● **Exercise prompt**
Where a line below holds the string "mobile", copy that line.

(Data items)
******

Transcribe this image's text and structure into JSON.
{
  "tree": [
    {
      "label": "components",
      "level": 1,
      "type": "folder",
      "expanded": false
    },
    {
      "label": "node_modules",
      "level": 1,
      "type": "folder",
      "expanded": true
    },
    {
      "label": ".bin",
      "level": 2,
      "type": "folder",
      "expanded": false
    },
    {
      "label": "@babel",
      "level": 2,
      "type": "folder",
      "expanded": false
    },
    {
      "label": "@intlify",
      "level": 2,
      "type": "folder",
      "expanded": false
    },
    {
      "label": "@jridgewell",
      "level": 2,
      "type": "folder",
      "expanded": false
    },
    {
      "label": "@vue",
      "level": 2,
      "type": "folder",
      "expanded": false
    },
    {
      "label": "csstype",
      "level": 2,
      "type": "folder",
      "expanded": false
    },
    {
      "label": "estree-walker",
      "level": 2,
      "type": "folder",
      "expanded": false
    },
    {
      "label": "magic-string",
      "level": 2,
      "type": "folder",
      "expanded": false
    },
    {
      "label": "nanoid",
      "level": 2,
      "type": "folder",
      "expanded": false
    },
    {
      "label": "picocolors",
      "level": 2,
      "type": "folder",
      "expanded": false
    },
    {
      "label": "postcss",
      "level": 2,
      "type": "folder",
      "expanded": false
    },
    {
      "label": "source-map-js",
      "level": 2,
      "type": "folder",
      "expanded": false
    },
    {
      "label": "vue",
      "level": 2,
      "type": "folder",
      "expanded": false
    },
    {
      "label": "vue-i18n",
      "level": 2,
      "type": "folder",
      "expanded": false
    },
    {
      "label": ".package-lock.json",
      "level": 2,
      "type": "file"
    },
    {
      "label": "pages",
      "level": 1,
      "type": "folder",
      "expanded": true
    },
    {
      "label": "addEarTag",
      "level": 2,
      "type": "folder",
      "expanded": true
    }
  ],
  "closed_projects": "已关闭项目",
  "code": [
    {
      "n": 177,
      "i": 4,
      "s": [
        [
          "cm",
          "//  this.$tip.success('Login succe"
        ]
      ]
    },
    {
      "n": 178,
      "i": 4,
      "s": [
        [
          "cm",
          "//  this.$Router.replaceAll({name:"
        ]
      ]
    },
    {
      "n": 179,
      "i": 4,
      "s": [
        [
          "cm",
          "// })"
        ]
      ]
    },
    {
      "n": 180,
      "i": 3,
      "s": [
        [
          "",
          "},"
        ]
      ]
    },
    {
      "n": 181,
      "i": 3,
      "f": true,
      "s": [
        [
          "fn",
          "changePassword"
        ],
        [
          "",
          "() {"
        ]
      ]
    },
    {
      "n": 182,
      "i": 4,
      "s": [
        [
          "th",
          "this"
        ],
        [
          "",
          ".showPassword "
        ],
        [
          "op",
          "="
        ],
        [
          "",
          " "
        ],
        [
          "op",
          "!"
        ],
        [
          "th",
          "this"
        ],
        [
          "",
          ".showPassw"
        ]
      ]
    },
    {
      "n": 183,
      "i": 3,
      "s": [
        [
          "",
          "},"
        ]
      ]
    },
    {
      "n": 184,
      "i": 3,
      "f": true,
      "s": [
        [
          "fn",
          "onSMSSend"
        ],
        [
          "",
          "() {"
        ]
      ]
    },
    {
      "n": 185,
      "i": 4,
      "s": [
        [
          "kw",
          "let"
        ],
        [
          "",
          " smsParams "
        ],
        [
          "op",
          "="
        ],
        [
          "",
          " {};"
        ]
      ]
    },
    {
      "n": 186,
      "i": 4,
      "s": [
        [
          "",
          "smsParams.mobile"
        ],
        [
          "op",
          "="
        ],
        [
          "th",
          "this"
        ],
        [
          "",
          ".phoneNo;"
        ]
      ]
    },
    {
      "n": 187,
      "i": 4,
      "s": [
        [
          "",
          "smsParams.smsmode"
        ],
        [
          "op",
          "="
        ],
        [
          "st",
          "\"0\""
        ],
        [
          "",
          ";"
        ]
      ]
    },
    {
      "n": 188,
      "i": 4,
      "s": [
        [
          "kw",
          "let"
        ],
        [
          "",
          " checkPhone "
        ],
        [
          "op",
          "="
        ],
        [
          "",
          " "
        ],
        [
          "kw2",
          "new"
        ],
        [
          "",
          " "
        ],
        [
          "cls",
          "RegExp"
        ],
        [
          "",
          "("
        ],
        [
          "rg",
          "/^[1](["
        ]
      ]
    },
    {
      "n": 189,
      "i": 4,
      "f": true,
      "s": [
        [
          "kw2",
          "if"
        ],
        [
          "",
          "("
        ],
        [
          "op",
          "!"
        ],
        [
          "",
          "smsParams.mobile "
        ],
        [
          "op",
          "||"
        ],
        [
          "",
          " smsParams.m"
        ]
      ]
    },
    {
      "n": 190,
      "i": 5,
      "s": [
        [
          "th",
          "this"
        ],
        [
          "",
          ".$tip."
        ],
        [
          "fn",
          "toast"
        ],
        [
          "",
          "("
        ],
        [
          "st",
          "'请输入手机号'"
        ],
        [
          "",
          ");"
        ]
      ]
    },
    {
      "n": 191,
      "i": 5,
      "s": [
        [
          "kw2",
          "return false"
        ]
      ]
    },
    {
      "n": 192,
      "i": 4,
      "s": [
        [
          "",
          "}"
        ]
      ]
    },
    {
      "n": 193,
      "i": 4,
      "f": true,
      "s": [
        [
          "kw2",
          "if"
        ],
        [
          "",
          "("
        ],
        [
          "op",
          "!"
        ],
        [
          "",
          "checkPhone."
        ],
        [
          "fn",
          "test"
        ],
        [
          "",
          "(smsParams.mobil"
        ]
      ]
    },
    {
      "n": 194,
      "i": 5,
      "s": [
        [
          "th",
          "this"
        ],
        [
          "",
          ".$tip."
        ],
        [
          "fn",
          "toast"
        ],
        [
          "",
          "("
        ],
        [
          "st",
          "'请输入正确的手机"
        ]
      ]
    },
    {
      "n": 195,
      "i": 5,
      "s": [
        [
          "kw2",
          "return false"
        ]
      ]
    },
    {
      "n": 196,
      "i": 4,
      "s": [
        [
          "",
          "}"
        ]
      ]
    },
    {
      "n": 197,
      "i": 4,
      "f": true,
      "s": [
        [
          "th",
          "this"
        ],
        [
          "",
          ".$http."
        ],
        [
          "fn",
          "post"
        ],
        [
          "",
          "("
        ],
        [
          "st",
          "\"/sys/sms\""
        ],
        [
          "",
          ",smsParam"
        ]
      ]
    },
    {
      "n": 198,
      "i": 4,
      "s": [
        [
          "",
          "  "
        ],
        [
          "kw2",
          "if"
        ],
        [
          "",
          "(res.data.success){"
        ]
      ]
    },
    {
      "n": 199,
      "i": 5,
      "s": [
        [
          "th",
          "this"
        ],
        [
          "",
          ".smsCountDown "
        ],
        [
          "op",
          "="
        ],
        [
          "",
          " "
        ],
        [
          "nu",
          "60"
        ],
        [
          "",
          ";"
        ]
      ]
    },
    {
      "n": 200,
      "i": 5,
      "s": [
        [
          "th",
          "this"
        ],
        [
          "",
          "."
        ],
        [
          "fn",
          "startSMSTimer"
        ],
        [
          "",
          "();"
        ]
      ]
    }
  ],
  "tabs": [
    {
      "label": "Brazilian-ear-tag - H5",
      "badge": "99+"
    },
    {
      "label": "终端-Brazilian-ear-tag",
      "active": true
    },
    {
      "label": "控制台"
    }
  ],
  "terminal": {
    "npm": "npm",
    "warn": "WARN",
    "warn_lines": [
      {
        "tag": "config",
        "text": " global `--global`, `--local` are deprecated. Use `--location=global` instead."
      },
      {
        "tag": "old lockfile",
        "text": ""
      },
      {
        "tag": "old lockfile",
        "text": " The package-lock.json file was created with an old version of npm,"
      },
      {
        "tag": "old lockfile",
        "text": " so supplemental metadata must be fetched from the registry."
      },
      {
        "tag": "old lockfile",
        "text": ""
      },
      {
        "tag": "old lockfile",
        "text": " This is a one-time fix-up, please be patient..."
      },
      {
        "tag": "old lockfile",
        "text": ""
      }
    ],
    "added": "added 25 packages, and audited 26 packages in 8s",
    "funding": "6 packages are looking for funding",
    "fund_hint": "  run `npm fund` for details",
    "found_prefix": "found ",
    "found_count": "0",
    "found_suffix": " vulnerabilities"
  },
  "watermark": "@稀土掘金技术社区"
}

******

● **Worked solution**
          "smsParams.mobile"
          "smsParams.mobile "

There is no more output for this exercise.